WHAT TO PRODUCE: Take the records underneath and set them down exactly.

EXERCISE INPUT:
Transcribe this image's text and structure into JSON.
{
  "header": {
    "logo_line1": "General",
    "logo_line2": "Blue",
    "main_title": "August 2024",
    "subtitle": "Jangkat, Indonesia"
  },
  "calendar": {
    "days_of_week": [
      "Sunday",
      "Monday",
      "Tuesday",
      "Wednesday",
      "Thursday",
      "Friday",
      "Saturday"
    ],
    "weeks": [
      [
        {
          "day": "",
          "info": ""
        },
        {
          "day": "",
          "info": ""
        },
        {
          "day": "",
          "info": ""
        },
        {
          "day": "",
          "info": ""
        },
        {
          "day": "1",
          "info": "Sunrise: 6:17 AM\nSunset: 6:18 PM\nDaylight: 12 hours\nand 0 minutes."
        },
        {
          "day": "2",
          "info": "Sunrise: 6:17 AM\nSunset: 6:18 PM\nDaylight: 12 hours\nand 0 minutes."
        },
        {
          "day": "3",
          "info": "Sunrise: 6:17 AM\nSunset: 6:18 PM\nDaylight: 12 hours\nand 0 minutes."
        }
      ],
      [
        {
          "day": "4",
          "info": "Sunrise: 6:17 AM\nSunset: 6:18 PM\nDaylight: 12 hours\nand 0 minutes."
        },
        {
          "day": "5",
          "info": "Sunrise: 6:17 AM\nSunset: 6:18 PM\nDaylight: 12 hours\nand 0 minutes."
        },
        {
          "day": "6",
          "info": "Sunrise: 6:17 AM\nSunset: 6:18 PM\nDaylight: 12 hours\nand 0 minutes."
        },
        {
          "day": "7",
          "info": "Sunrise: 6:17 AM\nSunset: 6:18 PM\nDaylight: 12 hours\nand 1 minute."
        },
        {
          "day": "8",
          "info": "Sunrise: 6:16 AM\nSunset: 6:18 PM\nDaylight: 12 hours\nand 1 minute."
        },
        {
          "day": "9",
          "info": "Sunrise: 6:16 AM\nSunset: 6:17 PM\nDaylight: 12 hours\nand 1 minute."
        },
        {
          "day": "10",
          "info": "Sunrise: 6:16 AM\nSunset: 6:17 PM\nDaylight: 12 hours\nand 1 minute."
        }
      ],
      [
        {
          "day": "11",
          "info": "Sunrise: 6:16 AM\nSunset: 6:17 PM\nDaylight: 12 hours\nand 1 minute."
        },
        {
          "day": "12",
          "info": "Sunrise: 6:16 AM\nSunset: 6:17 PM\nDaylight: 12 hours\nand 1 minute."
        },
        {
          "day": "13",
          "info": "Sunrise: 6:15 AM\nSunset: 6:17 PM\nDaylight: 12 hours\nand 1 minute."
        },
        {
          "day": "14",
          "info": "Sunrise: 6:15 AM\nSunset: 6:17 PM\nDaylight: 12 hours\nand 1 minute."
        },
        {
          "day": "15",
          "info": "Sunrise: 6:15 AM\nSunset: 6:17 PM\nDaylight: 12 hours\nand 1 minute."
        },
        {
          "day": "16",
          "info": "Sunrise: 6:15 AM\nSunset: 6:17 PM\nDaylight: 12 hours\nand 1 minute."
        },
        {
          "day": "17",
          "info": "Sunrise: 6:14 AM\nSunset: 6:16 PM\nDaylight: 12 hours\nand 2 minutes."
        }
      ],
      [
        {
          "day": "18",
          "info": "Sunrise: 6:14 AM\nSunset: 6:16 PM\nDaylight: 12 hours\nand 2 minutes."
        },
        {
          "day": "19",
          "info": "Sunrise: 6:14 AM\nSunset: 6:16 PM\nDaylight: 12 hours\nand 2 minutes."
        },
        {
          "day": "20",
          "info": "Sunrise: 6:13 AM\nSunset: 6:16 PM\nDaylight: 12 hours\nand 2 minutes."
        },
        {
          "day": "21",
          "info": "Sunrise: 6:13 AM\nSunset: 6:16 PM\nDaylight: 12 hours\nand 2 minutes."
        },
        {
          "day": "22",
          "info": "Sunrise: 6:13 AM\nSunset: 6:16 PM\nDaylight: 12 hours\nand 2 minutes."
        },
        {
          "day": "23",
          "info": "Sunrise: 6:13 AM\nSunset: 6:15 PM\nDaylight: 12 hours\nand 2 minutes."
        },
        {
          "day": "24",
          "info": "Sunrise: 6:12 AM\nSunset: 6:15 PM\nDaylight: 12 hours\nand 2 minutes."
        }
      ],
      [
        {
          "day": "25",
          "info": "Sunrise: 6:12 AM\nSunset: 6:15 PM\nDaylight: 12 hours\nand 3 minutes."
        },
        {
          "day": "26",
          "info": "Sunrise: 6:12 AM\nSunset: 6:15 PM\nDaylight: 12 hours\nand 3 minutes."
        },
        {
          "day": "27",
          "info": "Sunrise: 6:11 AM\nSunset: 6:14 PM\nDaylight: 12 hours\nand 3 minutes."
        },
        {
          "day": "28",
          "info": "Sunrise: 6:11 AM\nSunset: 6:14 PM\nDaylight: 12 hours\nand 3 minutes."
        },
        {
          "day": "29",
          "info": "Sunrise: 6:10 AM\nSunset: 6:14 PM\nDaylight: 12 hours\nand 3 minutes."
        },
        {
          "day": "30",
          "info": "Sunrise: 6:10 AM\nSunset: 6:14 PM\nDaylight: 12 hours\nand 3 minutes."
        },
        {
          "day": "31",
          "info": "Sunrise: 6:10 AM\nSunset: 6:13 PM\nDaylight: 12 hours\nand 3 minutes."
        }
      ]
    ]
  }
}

RESULT:
Transcribe this image's text and structure into JSON.
{
  "header": {
    "logo_line1": "General",
    "logo_line2": "Blue",
    "main_title": "August 2024",
    "subtitle": "Jangkat, Indonesia"
  },
  "calendar": {
    "days_of_week": [
      "Sunday",
      "Monday",
      "Tuesday",
      "Wednesday",
      "Thursday",
      "Friday",
      "Saturday"
    ],
    "weeks": [
      [
        {
          "day": "",
          "info": ""
        },
        {
          "day": "",
          "info": ""
        },
        {
          "day": "",
          "info": ""
        },
        {
          "day": "",
          "info": ""
        },
        {
          "day": "1",
          "info": "Sunrise: 6:17 AM\nSunset: 6:18 PM\nDaylight: 12 hours\nand 0 minutes."
        },
        {
          "day": "2",
          "info": "Sunrise: 6:17 AM\nSunset: 6:18 PM\nDaylight: 12 hours\nand 0 minutes."
        },
        {
          "day": "3",
          "info": "Sunrise: 6:17 AM\nSunset: 6:18 PM\nDaylight: 12 hours\nand 0 minutes."
        }
      ],
      [
        {
          "day": "4",
          "info": "Sunrise: 6:17 AM\nSunset: 6:18 PM\nDaylight: 12 hours\nand 0 minutes."
        },
        {
          "day": "5",
          "info": "Sunrise: 6:17 AM\nSunset: 6:18 PM\nDaylight: 12 hours\nand 0 minutes."
        },
        {
          "day": "6",
          "info": "Sunrise: 6:17 AM\nSunset: 6:18 PM\nDaylight: 12 hours\nand 0 minutes."
        },
        {
          "day": "7",
          "info": "Sunrise: 6:17 AM\nSunset: 6:18 PM\nDaylight: 12 hours\nand 1 minute."
        },
        {
          "day": "8",
          "info": "Sunrise: 6:16 AM\nSunset: 6:18 PM\nDaylight: 12 hours\nand 1 minute."
        },
        {
          "day": "9",
          "info": "Sunrise: 6:16 AM\nSunset: 6:17 PM\nDaylight: 12 hours\nand 1 minute."
        },
        {
          "day": "10",
          "info": "Sunrise: 6:16 AM\nSunset: 6:17 PM\nDaylight: 12 hours\nand 1 minute."
        }
      ],
      [
        {
          "day": "11",
          "info": "Sunrise: 6:16 AM\nSunset: 6:17 PM\nDaylight: 12 hours\nand 1 minute."
        },
        {
          "day": "12",
          "info": "Sunrise: 6:16 AM\nSunset: 6:17 PM\nDaylight: 12 hours\nand 1 minute."
        },
        {
          "day": "13",
          "info": "Sunrise: 6:15 AM\nSunset: 6:17 PM\nDaylight: 12 hours\nand 1 minute."
        },
        {
          "day": "14",
          "info": "Sunrise: 6:15 AM\nSunset: 6:17 PM\nDaylight: 12 hours\nand 1 minute."
        },
        {
          "day": "15",
          "info": "Sunrise: 6:15 AM\nSunset: 6:17 PM\nDaylight: 12 hours\nand 1 minute."
        },
        {
          "day": "16",
          "info": "Sunrise: 6:15 AM\nSunset: 6:17 PM\nDaylight: 12 hours\nand 1 minute."
        },
        {
          "day": "17",
          "info": "Sunrise: 6:14 AM\nSunset: 6:16 PM\nDaylight: 12 hours\nand 2 minutes."
        }
      ],
      [
        {
          "day": "18",
          "info": "Sunrise: 6:14 AM\nSunset: 6:16 PM\nDaylight: 12 hours\nand 2 minutes."
        },
        {
          "day": "19",
          "info": "Sunrise: 6:14 AM\nSunset: 6:16 PM\nDaylight: 12 hours\nand 2 minutes."
        },
        {
          "day": "20",
          "info": "Sunrise: 6:13 AM\nSunset: 6:16 PM\nDaylight: 12 hours\nand 2 minutes."
        },
        {
          "day": "21",
          "info": "Sunrise: 6:13 AM\nSunset: 6:16 PM\nDaylight: 12 hours\nand 2 minutes."
        },
        {
          "day": "22",
          "info": "Sunrise: 6:13 AM\nSunset: 6:16 PM\nDaylight: 12 hours\nand 2 minutes."
        },
        {
          "day": "23",
          "info": "Sunrise: 6:13 AM\nSunset: 6:15 PM\nDaylight: 12 hours\nand 2 minutes."
        },
        {
          "day": "24",
          "info": "Sunrise: 6:12 AM\nSunset: 6:15 PM\nDaylight: 12 hours\nand 2 minutes."
        }
      ],
      [
        {
          "day": "25",
          "info": "Sunrise: 6:12 AM\nSunset: 6:15 PM\nDaylight: 12 hours\nand 3 minutes."
        },
        {
          "day": "26",
          "info": "Sunrise: 6:12 AM\nSunset: 6:15 PM\nDaylight: 12 hours\nand 3 minutes."
        },
        {
          "day": "27",
          "info": "Sunrise: 6:11 AM\nSunset: 6:14 PM\nDaylight: 12 hours\nand 3 minutes."
        },
        {
          "day": "28",
          "info": "Sunrise: 6:11 AM\nSunset: 6:14 PM\nDaylight: 12 hours\nand 3 minutes."
        },
        {
          "day": "29",
          "info": "Sunrise: 6:10 AM\nSunset: 6:14 PM\nDaylight: 12 hours\nand 3 minutes."
        },
        {
          "day": "30",
          "info": "Sunrise: 6:10 AM\nSunset: 6:14 PM\nDaylight: 12 hours\nand 3 minutes."
        },
        {
          "day": "31",
          "info": "Sunrise: 6:10 AM\nSunset: 6:13 PM\nDaylight: 12 hours\nand 3 minutes."
        }
      ]
    ]
  }
}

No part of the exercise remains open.